■ TASK DETAILS:
Extract each line of the data and write it out again exactly.

■ GIVEN DATA:

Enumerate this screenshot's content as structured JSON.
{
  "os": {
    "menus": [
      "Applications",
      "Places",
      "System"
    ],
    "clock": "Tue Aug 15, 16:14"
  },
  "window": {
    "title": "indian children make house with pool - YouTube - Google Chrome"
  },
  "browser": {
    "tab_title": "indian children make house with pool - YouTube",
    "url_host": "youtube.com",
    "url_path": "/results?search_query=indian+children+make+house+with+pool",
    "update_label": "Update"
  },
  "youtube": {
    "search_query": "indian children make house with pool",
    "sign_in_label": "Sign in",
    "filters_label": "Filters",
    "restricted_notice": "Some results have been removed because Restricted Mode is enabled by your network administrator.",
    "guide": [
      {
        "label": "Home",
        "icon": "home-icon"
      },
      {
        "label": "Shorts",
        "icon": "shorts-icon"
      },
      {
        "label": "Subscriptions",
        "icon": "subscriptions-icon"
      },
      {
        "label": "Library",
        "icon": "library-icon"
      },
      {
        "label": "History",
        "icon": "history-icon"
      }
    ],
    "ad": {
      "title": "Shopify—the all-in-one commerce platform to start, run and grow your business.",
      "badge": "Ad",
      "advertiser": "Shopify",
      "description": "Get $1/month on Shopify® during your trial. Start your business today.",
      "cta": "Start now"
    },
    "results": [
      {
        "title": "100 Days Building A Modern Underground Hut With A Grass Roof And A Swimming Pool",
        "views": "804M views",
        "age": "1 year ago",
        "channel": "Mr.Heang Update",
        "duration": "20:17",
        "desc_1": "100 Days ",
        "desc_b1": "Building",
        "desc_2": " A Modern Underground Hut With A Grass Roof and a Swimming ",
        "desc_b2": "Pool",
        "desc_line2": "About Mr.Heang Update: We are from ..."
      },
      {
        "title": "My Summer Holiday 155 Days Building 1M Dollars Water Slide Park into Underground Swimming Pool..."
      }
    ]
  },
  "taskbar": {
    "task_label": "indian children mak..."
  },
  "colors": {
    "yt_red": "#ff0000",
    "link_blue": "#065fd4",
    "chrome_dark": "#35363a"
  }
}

■ SOLUTION TO THE PROBLEM:
Enumerate this screenshot's content as structured JSON.
{
  "os": {
    "menus": [
      "Applications",
      "Places",
      "System"
    ],
    "clock": "Tue Aug 15, 16:14"
  },
  "window": {
    "title": "indian children make house with pool - YouTube - Google Chrome"
  },
  "browser": {
    "tab_title": "indian children make house with pool - YouTube",
    "url_host": "youtube.com",
    "url_path": "/results?search_query=indian+children+make+house+with+pool",
    "update_label": "Update"
  },
  "youtube": {
    "search_query": "indian children make house with pool",
    "sign_in_label": "Sign in",
    "filters_label": "Filters",
    "restricted_notice": "Some results have been removed because Restricted Mode is enabled by your network administrator.",
    "guide": [
      {
        "label": "Home",
        "icon": "home-icon"
      },
      {
        "label": "Shorts",
        "icon": "shorts-icon"
      },
      {
        "label": "Subscriptions",
        "icon": "subscriptions-icon"
      },
      {
        "label": "Library",
        "icon": "library-icon"
      },
      {
        "label": "History",
        "icon": "history-icon"
      }
    ],
    "ad": {
      "title": "Shopify—the all-in-one commerce platform to start, run and grow your business.",
      "badge": "Ad",
      "advertiser": "Shopify",
      "description": "Get $1/month on Shopify® during your trial. Start your business today.",
      "cta": "Start now"
    },
    "results": [
      {
        "title": "100 Days Building A Modern Underground Hut With A Grass Roof And A Swimming Pool",
        "views": "804M views",
        "age": "1 year ago",
        "channel": "Mr.Heang Update",
        "duration": "20:17",
        "desc_1": "100 Days ",
        "desc_b1": "Building",
        "desc_2": " A Modern Underground Hut With A Grass Roof and a Swimming ",
        "desc_b2": "Pool",
        "desc_line2": "About Mr.Heang Update: We are from ..."
      },
      {
        "title": "My Summer Holiday 155 Days Building 1M Dollars Water Slide Park into Underground Swimming Pool..."
      }
    ]
  },
  "taskbar": {
    "task_label": "indian children mak..."
  },
  "colors": {
    "yt_red": "#ff0000",
    "link_blue": "#065fd4",
    "chrome_dark": "#35363a"
  }
}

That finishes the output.